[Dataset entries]

________

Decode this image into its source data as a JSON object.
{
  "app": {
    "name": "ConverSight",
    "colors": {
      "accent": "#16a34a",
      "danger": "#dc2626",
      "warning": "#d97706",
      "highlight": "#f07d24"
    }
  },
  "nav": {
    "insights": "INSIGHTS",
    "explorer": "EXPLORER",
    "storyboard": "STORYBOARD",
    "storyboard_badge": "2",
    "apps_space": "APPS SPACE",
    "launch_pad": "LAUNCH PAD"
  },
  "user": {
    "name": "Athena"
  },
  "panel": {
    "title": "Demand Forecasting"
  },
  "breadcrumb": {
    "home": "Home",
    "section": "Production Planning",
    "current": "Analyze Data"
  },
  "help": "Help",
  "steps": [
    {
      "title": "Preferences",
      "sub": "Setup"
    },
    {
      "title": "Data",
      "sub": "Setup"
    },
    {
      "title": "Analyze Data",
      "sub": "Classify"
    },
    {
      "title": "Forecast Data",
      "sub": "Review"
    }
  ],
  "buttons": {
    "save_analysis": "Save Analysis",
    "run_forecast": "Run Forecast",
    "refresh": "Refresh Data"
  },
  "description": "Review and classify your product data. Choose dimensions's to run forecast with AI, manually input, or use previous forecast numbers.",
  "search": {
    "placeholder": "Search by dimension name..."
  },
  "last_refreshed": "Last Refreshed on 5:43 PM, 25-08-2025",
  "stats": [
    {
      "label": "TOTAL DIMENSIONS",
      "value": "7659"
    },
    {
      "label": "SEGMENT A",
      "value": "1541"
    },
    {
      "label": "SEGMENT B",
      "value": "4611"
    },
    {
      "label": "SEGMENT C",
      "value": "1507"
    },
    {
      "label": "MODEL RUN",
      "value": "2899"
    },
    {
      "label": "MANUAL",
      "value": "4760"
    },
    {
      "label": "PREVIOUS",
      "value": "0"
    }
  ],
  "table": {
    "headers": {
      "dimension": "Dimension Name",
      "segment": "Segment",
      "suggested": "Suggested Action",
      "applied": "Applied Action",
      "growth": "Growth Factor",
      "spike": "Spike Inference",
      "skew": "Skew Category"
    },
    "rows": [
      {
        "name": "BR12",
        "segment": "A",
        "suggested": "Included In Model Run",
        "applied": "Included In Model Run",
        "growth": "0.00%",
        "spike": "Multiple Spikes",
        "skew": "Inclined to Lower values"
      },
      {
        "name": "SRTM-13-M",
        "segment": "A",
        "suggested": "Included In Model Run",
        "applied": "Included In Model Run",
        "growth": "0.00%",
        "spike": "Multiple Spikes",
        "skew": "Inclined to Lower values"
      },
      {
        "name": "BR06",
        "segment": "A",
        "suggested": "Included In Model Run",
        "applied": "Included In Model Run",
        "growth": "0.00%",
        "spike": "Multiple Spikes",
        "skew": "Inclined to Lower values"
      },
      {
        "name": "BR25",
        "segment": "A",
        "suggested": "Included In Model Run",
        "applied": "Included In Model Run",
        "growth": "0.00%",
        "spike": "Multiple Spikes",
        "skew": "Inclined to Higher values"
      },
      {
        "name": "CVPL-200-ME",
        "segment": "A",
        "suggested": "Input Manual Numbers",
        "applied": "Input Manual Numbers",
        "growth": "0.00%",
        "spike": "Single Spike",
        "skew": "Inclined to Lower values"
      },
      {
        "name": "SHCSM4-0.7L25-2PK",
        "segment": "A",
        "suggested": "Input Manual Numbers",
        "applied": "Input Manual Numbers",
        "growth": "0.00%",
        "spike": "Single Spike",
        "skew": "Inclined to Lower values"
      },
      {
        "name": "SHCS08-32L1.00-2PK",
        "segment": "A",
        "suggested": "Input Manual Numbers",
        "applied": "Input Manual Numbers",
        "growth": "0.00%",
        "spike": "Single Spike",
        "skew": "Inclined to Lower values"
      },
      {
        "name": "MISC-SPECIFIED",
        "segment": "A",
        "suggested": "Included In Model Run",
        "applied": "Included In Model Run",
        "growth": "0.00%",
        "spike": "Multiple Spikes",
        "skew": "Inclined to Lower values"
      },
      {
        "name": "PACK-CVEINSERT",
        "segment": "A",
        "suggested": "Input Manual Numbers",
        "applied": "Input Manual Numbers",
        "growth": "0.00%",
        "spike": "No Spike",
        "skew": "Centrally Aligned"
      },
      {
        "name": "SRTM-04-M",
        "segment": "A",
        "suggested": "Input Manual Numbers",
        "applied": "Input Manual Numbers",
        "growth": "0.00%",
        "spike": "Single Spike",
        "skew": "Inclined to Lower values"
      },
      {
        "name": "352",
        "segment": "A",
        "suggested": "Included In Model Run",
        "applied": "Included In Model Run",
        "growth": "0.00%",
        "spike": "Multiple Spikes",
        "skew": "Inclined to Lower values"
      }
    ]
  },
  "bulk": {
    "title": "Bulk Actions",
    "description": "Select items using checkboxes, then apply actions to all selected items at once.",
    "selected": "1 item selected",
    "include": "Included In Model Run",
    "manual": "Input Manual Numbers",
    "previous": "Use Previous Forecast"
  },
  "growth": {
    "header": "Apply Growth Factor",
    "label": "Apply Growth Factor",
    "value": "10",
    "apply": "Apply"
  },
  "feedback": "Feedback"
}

________

● WHAT IS ASKED: List every line in the records above that contains the word "description".

● PROBLEM SOLUTION:
  "description": "Review and classify your product data. Choose dimensions's to run forecast with AI, manually input, or use previous forecast numbers.",
    "description": "Select items using checkboxes, then apply actions to all selected items at once.",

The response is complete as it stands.